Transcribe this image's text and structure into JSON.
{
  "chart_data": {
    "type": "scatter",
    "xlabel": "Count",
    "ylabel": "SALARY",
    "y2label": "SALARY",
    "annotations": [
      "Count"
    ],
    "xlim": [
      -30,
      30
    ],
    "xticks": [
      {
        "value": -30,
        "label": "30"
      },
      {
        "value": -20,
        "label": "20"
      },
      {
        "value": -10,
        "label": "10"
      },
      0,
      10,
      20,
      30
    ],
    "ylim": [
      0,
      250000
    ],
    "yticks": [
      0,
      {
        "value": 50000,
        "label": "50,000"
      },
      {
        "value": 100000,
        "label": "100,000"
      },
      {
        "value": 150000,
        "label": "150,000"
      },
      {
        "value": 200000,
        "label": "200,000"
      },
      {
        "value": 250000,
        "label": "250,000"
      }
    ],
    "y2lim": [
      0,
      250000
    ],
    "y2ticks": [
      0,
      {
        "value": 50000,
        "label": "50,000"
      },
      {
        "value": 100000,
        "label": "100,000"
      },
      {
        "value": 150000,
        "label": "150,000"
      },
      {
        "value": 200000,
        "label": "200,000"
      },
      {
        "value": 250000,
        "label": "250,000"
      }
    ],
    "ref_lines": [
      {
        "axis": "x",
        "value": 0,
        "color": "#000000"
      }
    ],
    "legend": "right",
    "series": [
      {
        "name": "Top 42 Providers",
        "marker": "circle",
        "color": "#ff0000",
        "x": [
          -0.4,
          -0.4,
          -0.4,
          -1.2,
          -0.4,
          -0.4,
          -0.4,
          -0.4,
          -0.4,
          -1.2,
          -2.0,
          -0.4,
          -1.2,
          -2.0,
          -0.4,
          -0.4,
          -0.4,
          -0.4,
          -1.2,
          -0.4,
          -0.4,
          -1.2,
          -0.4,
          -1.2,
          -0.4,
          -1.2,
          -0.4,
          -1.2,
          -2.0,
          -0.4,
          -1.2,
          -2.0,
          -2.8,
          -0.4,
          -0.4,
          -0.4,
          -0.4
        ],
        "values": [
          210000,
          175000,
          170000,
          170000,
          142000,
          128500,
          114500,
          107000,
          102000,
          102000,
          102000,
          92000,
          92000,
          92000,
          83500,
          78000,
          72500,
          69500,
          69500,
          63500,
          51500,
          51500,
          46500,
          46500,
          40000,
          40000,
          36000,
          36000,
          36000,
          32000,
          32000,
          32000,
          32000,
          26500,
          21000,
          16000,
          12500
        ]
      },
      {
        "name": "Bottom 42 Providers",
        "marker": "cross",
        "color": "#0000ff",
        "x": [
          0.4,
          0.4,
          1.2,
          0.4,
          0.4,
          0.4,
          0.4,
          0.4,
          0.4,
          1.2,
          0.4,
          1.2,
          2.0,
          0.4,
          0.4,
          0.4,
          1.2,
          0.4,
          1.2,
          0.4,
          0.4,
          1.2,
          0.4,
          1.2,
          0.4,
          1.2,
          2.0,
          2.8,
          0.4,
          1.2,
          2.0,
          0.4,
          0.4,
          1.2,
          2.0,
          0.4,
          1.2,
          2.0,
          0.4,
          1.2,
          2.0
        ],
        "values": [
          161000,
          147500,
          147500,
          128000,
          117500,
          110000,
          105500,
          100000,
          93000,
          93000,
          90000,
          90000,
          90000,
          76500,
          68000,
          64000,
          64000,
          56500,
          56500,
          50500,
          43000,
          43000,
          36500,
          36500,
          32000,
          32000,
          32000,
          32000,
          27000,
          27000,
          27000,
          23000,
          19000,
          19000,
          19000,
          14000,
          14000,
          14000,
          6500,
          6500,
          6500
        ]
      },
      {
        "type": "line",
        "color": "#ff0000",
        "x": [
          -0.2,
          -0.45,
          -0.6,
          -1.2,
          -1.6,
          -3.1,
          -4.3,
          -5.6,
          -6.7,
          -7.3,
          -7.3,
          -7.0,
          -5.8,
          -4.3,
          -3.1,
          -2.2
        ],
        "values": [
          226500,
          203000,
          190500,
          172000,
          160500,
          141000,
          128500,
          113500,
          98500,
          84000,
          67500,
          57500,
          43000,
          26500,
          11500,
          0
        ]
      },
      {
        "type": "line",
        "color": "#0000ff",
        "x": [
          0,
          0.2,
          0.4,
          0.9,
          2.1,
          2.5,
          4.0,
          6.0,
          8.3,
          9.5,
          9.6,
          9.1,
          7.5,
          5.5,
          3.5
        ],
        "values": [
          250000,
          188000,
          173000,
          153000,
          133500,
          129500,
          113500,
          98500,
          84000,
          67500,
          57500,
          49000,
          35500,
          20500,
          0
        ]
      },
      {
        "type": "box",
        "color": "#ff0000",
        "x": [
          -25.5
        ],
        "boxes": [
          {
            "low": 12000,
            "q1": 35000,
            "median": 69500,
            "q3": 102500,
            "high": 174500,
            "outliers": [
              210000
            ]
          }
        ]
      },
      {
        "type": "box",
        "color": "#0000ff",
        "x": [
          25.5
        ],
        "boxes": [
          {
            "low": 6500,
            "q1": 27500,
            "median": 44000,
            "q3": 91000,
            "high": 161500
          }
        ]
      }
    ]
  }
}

========================================

TASK PROMPT: Your task is to retype all of the records exactly.

SOLUTION TO THIS TASK:
Transcribe this image's text and structure into JSON.
{
  "chart_data": {
    "type": "scatter",
    "xlabel": "Count",
    "ylabel": "SALARY",
    "y2label": "SALARY",
    "annotations": [
      "Count"
    ],
    "xlim": [
      -30,
      30
    ],
    "xticks": [
      {
        "value": -30,
        "label": "30"
      },
      {
        "value": -20,
        "label": "20"
      },
      {
        "value": -10,
        "label": "10"
      },
      0,
      10,
      20,
      30
    ],
    "ylim": [
      0,
      250000
    ],
    "yticks": [
      0,
      {
        "value": 50000,
        "label": "50,000"
      },
      {
        "value": 100000,
        "label": "100,000"
      },
      {
        "value": 150000,
        "label": "150,000"
      },
      {
        "value": 200000,
        "label": "200,000"
      },
      {
        "value": 250000,
        "label": "250,000"
      }
    ],
    "y2lim": [
      0,
      250000
    ],
    "y2ticks": [
      0,
      {
        "value": 50000,
        "label": "50,000"
      },
      {
        "value": 100000,
        "label": "100,000"
      },
      {
        "value": 150000,
        "label": "150,000"
      },
      {
        "value": 200000,
        "label": "200,000"
      },
      {
        "value": 250000,
        "label": "250,000"
      }
    ],
    "ref_lines": [
      {
        "axis": "x",
        "value": 0,
        "color": "#000000"
      }
    ],
    "legend": "right",
    "series": [
      {
        "name": "Top 42 Providers",
        "marker": "circle",
        "color": "#ff0000",
        "x": [
          -0.4,
          -0.4,
          -0.4,
          -1.2,
          -0.4,
          -0.4,
          -0.4,
          -0.4,
          -0.4,
          -1.2,
          -2.0,
          -0.4,
          -1.2,
          -2.0,
          -0.4,
          -0.4,
          -0.4,
          -0.4,
          -1.2,
          -0.4,
          -0.4,
          -1.2,
          -0.4,
          -1.2,
          -0.4,
          -1.2,
          -0.4,
          -1.2,
          -2.0,
          -0.4,
          -1.2,
          -2.0,
          -2.8,
          -0.4,
          -0.4,
          -0.4,
          -0.4
        ],
        "values": [
          210000,
          175000,
          170000,
          170000,
          142000,
          128500,
          114500,
          107000,
          102000,
          102000,
          102000,
          92000,
          92000,
          92000,
          83500,
          78000,
          72500,
          69500,
          69500,
          63500,
          51500,
          51500,
          46500,
          46500,
          40000,
          40000,
          36000,
          36000,
          36000,
          32000,
          32000,
          32000,
          32000,
          26500,
          21000,
          16000,
          12500
        ]
      },
      {
        "name": "Bottom 42 Providers",
        "marker": "cross",
        "color": "#0000ff",
        "x": [
          0.4,
          0.4,
          1.2,
          0.4,
          0.4,
          0.4,
          0.4,
          0.4,
          0.4,
          1.2,
          0.4,
          1.2,
          2.0,
          0.4,
          0.4,
          0.4,
          1.2,
          0.4,
          1.2,
          0.4,
          0.4,
          1.2,
          0.4,
          1.2,
          0.4,
          1.2,
          2.0,
          2.8,
          0.4,
          1.2,
          2.0,
          0.4,
          0.4,
          1.2,
          2.0,
          0.4,
          1.2,
          2.0,
          0.4,
          1.2,
          2.0
        ],
        "values": [
          161000,
          147500,
          147500,
          128000,
          117500,
          110000,
          105500,
          100000,
          93000,
          93000,
          90000,
          90000,
          90000,
          76500,
          68000,
          64000,
          64000,
          56500,
          56500,
          50500,
          43000,
          43000,
          36500,
          36500,
          32000,
          32000,
          32000,
          32000,
          27000,
          27000,
          27000,
          23000,
          19000,
          19000,
          19000,
          14000,
          14000,
          14000,
          6500,
          6500,
          6500
        ]
      },
      {
        "type": "line",
        "color": "#ff0000",
        "x": [
          -0.2,
          -0.45,
          -0.6,
          -1.2,
          -1.6,
          -3.1,
          -4.3,
          -5.6,
          -6.7,
          -7.3,
          -7.3,
          -7.0,
          -5.8,
          -4.3,
          -3.1,
          -2.2
        ],
        "values": [
          226500,
          203000,
          190500,
          172000,
          160500,
          141000,
          128500,
          113500,
          98500,
          84000,
          67500,
          57500,
          43000,
          26500,
          11500,
          0
        ]
      },
      {
        "type": "line",
        "color": "#0000ff",
        "x": [
          0,
          0.2,
          0.4,
          0.9,
          2.1,
          2.5,
          4.0,
          6.0,
          8.3,
          9.5,
          9.6,
          9.1,
          7.5,
          5.5,
          3.5
        ],
        "values": [
          250000,
          188000,
          173000,
          153000,
          133500,
          129500,
          113500,
          98500,
          84000,
          67500,
          57500,
          49000,
          35500,
          20500,
          0
        ]
      },
      {
        "type": "box",
        "color": "#ff0000",
        "x": [
          -25.5
        ],
        "boxes": [
          {
            "low": 12000,
            "q1": 35000,
            "median": 69500,
            "q3": 102500,
            "high": 174500,
            "outliers": [
              210000
            ]
          }
        ]
      },
      {
        "type": "box",
        "color": "#0000ff",
        "x": [
          25.5
        ],
        "boxes": [
          {
            "low": 6500,
            "q1": 27500,
            "median": 44000,
            "q3": 91000,
            "high": 161500
          }
        ]
      }
    ]
  }
}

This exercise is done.